→ Aim of the exercise: Tally the lines of the listing that contain the string "редакции". Give the number and nothing else.

→ Exercise input:
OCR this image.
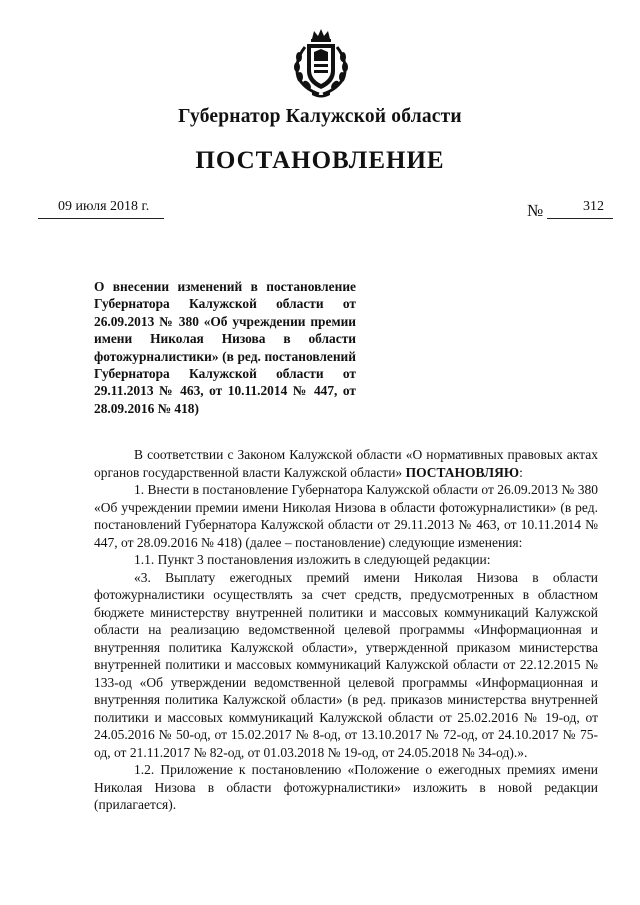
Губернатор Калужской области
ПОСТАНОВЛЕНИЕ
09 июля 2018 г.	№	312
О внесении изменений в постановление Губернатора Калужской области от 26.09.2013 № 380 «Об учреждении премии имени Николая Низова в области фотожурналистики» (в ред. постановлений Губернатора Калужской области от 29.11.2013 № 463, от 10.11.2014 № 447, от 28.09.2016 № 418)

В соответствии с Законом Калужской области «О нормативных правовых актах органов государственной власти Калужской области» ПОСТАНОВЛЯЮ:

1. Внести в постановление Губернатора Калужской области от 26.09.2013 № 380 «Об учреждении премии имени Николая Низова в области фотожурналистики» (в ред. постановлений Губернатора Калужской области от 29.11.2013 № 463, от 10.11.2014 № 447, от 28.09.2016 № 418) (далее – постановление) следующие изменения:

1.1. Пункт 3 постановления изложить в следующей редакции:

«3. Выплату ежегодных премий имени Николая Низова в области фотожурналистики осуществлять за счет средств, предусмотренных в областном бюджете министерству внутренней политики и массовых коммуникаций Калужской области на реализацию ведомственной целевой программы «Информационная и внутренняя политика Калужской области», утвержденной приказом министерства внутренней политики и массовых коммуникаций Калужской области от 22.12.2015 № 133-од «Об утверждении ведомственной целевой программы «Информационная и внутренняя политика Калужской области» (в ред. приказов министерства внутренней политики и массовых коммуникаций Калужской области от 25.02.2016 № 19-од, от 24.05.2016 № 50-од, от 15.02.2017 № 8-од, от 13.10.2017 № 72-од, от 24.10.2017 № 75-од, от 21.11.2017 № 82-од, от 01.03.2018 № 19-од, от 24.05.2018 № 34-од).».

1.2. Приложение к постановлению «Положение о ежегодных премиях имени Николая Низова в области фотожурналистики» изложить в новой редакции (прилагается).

→ Task response: 2